WORK TO BE COMPLETED: Go through the listing and return every line with "frac" in it.

--------

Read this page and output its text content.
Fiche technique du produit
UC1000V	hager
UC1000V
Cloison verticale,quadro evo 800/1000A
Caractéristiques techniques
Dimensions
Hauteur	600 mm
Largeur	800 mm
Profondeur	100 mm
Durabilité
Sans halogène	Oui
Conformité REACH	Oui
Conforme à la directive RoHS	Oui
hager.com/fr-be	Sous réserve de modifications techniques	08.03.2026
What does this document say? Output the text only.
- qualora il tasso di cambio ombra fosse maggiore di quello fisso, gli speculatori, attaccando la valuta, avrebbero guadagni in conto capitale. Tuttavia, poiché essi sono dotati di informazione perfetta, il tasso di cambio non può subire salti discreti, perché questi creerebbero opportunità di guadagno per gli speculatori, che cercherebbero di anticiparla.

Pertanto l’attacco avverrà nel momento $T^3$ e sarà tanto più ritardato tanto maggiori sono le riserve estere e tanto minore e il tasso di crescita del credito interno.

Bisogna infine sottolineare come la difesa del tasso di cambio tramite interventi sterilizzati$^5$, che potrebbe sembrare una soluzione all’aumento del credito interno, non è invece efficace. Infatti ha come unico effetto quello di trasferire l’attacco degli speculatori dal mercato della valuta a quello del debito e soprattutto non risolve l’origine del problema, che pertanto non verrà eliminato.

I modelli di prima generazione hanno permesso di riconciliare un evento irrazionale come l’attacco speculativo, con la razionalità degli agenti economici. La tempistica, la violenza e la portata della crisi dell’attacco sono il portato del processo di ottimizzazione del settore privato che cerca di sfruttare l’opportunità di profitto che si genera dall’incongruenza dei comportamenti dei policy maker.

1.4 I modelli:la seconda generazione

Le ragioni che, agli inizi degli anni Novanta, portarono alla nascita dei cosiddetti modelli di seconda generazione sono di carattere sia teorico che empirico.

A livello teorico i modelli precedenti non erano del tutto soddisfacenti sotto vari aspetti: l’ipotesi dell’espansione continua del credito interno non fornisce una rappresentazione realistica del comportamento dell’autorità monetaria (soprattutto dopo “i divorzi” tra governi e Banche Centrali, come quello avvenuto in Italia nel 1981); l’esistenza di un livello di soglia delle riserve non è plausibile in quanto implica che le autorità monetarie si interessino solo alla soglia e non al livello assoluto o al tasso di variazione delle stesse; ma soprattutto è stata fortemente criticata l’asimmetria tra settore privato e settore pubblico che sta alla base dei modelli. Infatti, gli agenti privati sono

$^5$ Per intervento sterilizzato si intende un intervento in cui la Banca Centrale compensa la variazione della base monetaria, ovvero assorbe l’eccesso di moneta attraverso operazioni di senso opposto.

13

--------

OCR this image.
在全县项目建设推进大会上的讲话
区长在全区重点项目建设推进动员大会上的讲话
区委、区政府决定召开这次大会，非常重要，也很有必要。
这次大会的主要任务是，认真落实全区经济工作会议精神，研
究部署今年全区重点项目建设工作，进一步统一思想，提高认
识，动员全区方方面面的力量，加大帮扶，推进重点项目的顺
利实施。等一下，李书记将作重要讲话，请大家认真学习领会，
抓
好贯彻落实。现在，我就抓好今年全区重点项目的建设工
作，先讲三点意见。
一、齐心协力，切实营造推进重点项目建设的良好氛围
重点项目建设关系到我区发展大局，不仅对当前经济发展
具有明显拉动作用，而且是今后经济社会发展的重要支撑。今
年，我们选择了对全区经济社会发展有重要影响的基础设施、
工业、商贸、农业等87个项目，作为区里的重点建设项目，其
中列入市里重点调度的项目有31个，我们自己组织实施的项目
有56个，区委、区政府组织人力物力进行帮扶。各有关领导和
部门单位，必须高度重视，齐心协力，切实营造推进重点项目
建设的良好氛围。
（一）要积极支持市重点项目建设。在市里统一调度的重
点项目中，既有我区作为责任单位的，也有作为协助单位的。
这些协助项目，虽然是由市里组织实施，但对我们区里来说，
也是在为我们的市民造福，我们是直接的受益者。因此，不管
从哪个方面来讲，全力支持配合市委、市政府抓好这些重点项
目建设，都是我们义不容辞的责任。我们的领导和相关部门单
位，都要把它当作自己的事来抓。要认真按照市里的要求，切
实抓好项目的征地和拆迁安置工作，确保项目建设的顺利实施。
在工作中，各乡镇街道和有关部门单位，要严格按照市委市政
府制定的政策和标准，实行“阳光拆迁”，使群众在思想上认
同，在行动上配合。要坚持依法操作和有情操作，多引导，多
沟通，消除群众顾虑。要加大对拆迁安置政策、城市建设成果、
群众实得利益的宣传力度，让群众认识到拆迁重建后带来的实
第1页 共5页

--------

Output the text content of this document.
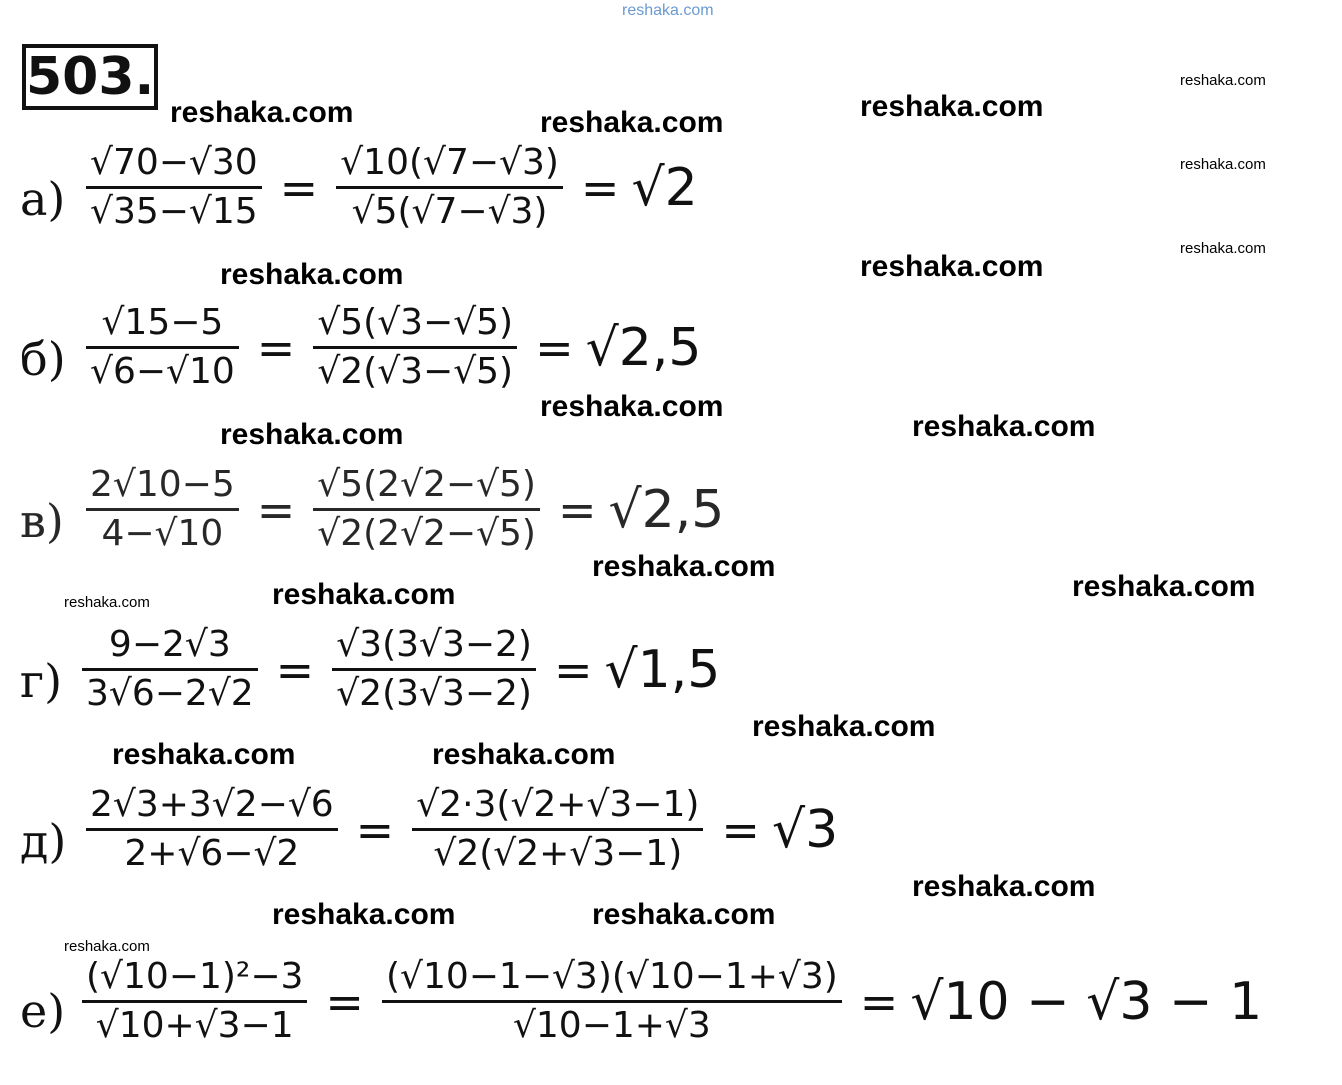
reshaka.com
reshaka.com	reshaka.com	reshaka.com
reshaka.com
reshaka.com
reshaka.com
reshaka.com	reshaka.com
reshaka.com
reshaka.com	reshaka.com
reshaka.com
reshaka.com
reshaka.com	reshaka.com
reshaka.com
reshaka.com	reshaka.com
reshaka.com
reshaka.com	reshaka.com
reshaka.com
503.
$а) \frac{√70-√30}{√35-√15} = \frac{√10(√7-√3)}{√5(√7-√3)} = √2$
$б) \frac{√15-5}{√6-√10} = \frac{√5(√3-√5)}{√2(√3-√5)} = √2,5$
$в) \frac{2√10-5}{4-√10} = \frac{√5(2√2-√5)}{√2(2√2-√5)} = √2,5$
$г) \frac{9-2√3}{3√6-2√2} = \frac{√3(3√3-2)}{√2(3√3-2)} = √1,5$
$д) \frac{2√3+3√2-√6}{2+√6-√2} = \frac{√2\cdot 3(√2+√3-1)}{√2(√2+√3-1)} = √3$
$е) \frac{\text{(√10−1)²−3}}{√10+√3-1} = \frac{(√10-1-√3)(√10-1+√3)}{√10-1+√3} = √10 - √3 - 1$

--------

ANSWER TO THE TASK:
$а) \frac{√70-√30}{√35-√15} = \frac{√10(√7-√3)}{√5(√7-√3)} = √2$
$б) \frac{√15-5}{√6-√10} = \frac{√5(√3-√5)}{√2(√3-√5)} = √2,5$
$в) \frac{2√10-5}{4-√10} = \frac{√5(2√2-√5)}{√2(2√2-√5)} = √2,5$
$г) \frac{9-2√3}{3√6-2√2} = \frac{√3(3√3-2)}{√2(3√3-2)} = √1,5$
$д) \frac{2√3+3√2-√6}{2+√6-√2} = \frac{√2\cdot 3(√2+√3-1)}{√2(√2+√3-1)} = √3$
$е) \frac{\text{(√10−1)²−3}}{√10+√3-1} = \frac{(√10-1-√3)(√10-1+√3)}{√10-1+√3} = √10 - √3 - 1$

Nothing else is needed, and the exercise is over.